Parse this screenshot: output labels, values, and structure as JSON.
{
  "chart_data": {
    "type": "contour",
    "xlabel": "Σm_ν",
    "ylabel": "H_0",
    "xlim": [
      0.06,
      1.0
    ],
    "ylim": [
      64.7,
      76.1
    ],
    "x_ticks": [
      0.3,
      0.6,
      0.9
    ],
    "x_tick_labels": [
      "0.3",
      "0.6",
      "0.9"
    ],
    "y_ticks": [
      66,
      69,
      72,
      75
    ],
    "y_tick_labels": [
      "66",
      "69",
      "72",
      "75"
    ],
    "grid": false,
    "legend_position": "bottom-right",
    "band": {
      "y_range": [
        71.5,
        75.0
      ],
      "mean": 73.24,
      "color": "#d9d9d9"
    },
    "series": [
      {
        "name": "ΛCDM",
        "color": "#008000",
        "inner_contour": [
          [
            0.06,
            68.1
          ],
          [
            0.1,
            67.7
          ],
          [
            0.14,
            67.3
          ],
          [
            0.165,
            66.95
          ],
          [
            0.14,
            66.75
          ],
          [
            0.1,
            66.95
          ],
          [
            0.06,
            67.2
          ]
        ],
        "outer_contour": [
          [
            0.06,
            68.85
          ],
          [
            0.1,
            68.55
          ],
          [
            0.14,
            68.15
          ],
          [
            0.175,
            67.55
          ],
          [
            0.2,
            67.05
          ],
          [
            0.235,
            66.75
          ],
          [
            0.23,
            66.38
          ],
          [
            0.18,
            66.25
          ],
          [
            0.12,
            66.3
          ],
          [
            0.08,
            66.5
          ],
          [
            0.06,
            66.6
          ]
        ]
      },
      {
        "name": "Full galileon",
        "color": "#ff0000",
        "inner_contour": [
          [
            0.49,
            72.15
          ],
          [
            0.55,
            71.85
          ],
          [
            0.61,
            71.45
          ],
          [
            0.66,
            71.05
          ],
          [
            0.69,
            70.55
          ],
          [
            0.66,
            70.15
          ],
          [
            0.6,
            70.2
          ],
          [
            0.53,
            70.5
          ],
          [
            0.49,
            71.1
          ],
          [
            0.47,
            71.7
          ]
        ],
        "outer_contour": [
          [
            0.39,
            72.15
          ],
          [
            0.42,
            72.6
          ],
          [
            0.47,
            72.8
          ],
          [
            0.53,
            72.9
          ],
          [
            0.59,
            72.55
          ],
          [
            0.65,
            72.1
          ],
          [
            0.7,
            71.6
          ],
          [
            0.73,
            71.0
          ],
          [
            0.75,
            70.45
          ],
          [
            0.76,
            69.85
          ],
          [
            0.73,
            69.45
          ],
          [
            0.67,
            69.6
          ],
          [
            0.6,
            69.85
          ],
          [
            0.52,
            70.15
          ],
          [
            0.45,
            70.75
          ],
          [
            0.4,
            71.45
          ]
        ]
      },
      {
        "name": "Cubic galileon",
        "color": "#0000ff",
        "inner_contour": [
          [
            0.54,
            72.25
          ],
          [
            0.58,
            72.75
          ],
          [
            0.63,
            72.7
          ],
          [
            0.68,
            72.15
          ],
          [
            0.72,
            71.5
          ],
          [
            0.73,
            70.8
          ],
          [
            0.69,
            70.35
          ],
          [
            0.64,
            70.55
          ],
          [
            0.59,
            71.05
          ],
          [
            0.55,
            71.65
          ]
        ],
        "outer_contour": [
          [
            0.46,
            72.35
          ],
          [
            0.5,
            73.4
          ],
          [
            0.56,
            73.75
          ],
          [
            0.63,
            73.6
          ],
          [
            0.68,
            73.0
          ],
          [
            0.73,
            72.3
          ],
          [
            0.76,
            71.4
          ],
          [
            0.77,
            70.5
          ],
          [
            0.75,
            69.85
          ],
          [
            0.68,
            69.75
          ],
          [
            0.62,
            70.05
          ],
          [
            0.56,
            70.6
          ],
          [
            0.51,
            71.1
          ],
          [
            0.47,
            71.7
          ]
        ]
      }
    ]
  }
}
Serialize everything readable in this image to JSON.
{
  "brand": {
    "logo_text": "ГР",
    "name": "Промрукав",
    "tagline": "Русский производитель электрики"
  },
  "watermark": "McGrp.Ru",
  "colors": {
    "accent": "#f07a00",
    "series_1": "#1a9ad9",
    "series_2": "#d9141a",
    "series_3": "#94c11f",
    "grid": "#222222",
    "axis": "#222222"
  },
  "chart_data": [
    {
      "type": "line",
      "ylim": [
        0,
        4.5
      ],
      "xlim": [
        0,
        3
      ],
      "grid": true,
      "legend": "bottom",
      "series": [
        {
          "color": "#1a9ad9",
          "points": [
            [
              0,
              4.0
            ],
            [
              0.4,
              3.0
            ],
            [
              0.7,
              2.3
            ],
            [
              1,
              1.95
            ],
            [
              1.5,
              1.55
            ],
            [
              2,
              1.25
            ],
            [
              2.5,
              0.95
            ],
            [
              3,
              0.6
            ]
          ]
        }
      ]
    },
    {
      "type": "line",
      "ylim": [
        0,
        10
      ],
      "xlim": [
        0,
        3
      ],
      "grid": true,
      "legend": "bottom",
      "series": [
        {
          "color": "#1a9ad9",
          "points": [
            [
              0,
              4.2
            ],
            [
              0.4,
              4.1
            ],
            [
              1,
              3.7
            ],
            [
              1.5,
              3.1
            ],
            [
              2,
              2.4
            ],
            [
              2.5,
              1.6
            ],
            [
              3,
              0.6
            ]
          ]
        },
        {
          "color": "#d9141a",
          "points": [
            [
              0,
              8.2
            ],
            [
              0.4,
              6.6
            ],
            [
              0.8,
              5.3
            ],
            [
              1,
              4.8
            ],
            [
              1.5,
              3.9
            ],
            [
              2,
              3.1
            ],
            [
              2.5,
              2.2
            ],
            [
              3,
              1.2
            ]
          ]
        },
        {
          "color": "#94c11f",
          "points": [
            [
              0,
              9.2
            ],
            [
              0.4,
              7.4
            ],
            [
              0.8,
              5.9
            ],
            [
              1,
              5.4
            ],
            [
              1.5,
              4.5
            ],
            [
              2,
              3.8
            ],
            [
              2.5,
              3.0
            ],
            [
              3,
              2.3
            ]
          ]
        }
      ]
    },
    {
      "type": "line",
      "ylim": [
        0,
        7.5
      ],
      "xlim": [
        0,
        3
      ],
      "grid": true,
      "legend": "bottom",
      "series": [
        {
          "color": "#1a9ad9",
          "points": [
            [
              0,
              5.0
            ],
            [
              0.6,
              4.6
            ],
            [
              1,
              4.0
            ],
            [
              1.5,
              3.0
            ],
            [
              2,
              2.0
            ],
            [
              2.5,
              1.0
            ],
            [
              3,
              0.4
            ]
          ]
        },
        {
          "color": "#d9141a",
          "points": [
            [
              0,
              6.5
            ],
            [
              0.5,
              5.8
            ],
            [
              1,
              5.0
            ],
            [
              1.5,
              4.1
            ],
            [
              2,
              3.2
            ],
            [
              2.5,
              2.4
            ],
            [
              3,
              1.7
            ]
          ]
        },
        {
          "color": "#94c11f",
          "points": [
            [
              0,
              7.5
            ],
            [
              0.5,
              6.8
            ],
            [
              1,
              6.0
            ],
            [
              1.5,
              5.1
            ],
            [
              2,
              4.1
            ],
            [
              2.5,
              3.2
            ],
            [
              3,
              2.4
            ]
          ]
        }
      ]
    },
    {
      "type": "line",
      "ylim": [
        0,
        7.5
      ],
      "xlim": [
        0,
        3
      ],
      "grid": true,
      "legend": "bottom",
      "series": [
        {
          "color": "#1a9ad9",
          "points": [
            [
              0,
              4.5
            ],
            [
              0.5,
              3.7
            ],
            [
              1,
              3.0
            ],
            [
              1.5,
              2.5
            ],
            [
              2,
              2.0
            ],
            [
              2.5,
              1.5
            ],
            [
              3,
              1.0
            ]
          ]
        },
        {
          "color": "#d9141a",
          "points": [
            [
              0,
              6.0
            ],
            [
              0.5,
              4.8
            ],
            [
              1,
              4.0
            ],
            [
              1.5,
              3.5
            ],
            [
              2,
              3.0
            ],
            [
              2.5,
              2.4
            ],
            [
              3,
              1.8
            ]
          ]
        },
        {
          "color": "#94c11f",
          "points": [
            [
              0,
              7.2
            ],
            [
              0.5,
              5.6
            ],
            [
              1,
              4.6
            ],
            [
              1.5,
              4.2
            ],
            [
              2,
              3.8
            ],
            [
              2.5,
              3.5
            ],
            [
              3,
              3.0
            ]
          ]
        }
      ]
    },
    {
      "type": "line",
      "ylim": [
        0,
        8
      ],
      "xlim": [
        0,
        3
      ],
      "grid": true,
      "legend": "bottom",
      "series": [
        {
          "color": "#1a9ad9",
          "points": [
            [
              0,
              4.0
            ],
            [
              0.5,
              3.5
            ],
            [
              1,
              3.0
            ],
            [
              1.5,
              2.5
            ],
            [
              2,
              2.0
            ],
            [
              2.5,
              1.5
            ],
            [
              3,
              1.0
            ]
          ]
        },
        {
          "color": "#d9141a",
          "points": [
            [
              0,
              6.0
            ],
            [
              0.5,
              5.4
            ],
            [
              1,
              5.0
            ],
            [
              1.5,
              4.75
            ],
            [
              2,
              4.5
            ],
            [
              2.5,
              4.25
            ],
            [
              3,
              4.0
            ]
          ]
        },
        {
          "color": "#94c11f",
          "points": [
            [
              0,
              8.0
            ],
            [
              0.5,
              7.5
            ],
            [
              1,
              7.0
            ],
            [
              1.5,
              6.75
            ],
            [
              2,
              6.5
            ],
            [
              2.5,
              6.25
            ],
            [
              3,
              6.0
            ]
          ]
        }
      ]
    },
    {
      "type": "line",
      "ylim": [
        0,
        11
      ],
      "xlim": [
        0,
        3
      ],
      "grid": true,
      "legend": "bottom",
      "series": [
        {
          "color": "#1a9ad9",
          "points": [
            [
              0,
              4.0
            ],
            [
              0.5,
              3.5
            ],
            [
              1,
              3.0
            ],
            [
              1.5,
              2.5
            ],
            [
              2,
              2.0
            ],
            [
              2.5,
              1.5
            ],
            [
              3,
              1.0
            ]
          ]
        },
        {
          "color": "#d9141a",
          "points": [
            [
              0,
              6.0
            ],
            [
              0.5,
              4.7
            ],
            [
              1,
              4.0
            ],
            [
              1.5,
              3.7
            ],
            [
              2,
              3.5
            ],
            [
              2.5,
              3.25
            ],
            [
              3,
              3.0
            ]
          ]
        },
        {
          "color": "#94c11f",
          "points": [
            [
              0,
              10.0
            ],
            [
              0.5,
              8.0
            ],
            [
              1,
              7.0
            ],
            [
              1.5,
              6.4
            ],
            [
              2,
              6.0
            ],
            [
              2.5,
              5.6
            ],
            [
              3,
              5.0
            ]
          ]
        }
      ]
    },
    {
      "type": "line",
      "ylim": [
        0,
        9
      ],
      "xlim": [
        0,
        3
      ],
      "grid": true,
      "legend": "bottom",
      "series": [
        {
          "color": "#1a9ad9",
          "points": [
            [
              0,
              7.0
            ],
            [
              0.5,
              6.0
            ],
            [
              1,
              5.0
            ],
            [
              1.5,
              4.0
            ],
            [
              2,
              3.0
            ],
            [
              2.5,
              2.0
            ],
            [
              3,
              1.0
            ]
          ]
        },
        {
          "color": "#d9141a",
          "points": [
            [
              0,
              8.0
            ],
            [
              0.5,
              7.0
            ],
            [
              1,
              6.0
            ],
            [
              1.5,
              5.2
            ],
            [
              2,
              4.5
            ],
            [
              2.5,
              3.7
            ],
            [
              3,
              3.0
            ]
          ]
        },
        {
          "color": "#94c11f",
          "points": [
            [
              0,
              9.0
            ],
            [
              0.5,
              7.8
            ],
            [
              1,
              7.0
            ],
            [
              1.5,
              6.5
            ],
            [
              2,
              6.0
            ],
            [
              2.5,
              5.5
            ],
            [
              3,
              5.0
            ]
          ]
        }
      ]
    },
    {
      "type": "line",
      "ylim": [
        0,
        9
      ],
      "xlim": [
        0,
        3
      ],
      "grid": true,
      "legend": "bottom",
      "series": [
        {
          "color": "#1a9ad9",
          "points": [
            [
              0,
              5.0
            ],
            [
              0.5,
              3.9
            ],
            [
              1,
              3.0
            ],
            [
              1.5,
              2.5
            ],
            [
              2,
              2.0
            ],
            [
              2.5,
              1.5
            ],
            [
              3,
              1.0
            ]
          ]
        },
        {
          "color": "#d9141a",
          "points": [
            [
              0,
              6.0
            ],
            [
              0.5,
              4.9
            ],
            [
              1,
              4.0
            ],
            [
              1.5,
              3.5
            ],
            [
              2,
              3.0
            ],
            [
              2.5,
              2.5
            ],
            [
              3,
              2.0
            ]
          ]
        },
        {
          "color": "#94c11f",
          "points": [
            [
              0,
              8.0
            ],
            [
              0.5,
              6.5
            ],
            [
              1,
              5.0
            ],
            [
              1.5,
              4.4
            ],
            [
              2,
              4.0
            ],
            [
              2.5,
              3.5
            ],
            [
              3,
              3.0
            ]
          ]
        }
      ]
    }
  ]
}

______

## Work to complete
List all lines where "galileon" occurs.

## Finished answer
        "name": "Full galileon",
        "name": "Cubic galileon",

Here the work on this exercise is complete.